After downloading the repositories (also called cloning), we analyse the commit data and retrieve commit hash, author and contributor emails and names (usually the same), and commit parents. We also compute the number of lines added and deleted for each commit. We analyse all available branches, and the unique hash ensures that we do not count commits twice per repository. However, commits can appear in several repositories, when one repository is a fork of another. We keep attribution of commits to each repository where they appear, but we also attribute each commit to a main repository, supposed to be its origin. For this, we retrieve the information about forks from the GitHub or GitLab GraphQL API, and take as origin the highest repository in the fork tree containing the commit. When this method is unsuccessful (e.g., undeclared forks, or forks between different Git platforms), we take the repository having the oldest package, using its creation date from the package manager.

Collaborative coding events

For repos hosted on GitHub and GitLab, we also collect data on collaboration events including issues and pull requests. Developers can open issues, highlighting bugs and problems with a code base. Maintainers can respond in comments and close issues, indicating whether they have been addressed. Pull requests are how non-core developers contribute code to a project - these can be commented upon and merged into a project, or rejected. These events, comments on them, their labels, status, and emoji reactions to them are all recorded in our data with time stamps. Similar data (comments and emoji reactions) for commits on GitHub are provided as well. Seeking to preserve developer privacy, we do not provide the texts associated to these events.

Dependencies

When analysing the dependencies between packages sourced from Cargo, and aggregating the network to dependencies between repositories, we noted the presence of cycles. In this context a cycle represents a pattern like: Package A depends on Package B, Package B depends on Package C, and Package C depends on Package A. Though there were only few of such examples, we decided to prune dependencies to remove such cycles for two reasons. The first is that they represent a logical inconsistency in what a dependency means. Second, without cycles, the resulting dependency network is a directed acyclic graph (DAG). DAGs are themselves interesting data structures appearing in a variety of data science contexts34. Given the small number of packages involved in cycles, we manually inspected them. Dependency cycles in package space correspond mainly to unnecessary dependency links or even fake packages for the sake of testing dependency declarations. Repository space cycles are more complex to prune. We adopted the heuristic to remove the dependencies (in both repo and package space) in cycles of length 2 by pruning the dependency of the oldest node to the newest (by creation date or earliest date of the repo’s corresponding packages), and naturally removing dependency cycles of length 1. The remaining cycles were inspected manually, and the cycles were broken by removing the dependency links where it made more sense, in most cases from a repository having one of the highest download counts to one having one of the lowest. One remaining repository, although corresponding to numerous downloads, has been pruned from all dependencies to it because of the high number of cycles of the dependency network involving it. We included these pruned dependencies in the dataset for the sake of completeness, but we flagged them for easy removal, or for letting the possibility to investigate other link removal policies. We guarantee absence of cycles for the state of the dependency network at the end of the dataset (2022-09-07) and at the end of the preceding year (2021-12-31) in both spaces, but not at any arbitrary timestamp.

........

Stated exercise a :: According to the passage about the repository dataset, on which two dates is the dependency network guaranteed to have no cycles?

Annotated element listings ::
........

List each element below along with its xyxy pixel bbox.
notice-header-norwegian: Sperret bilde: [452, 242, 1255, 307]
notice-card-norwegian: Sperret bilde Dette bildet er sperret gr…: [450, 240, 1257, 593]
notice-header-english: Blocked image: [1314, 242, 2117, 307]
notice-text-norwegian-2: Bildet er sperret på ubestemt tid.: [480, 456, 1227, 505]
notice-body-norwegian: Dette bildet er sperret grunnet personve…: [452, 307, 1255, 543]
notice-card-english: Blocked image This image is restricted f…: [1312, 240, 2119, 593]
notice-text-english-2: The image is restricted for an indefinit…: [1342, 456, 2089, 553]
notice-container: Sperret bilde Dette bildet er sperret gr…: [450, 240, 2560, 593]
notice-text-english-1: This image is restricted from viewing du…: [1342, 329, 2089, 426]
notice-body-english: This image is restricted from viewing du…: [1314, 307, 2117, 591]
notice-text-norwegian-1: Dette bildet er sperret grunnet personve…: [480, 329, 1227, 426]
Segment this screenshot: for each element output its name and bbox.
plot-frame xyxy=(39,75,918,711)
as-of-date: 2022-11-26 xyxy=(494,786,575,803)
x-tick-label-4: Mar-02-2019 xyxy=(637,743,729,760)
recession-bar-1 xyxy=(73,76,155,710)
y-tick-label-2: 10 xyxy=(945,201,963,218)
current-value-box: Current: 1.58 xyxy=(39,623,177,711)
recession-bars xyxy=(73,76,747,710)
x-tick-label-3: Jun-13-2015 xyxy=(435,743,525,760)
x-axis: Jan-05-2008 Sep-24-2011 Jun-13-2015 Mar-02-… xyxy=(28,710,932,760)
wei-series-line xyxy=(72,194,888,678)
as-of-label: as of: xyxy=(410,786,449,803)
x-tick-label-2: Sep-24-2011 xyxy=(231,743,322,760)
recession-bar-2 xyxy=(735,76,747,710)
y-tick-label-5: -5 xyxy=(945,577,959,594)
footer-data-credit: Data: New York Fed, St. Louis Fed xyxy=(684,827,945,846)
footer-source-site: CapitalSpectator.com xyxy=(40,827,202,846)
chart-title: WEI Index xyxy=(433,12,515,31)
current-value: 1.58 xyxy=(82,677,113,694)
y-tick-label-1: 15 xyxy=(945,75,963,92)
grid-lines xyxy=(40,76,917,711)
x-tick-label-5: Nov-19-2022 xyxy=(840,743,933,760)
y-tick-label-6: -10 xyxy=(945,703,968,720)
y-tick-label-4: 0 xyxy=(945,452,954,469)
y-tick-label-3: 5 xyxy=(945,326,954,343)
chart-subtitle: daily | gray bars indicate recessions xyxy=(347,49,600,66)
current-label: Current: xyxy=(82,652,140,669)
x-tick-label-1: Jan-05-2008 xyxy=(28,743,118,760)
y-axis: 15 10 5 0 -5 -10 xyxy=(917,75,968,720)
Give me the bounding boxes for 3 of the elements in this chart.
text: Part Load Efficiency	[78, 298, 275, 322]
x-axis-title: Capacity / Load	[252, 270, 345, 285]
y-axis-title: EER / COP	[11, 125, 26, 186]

........

Stated exercise b :: Give back the rows from the very first line through the line containing "notice-text-norwegian-1: Dette bildet", switching "restricted" to "locked" and leaving everything else unchanged.

Full answer a :: 2022-09-07 and 2021-12-31.

Full answer b ::
List each element below along with its xyxy pixel bbox.
notice-header-norwegian: Sperret bilde: [452, 242, 1255, 307]
notice-card-norwegian: Sperret bilde Dette bildet er sperret gr…: [450, 240, 1257, 593]
notice-header-english: Blocked image: [1314, 242, 2117, 307]
notice-text-norwegian-2: Bildet er sperret på ubestemt tid.: [480, 456, 1227, 505]
notice-body-norwegian: Dette bildet er sperret grunnet personve…: [452, 307, 1255, 543]
notice-card-english: Blocked image This image is locked f…: [1312, 240, 2119, 593]
notice-text-english-2: The image is locked for an indefinit…: [1342, 456, 2089, 553]
notice-container: Sperret bilde Dette bildet er sperret gr…: [450, 240, 2560, 593]
notice-text-english-1: This image is locked from viewing du…: [1342, 329, 2089, 426]
notice-body-english: This image is locked from viewing du…: [1314, 307, 2117, 591]
notice-text-norwegian-1: Dette bildet er sperret grunnet personve…: [480, 329, 1227, 426]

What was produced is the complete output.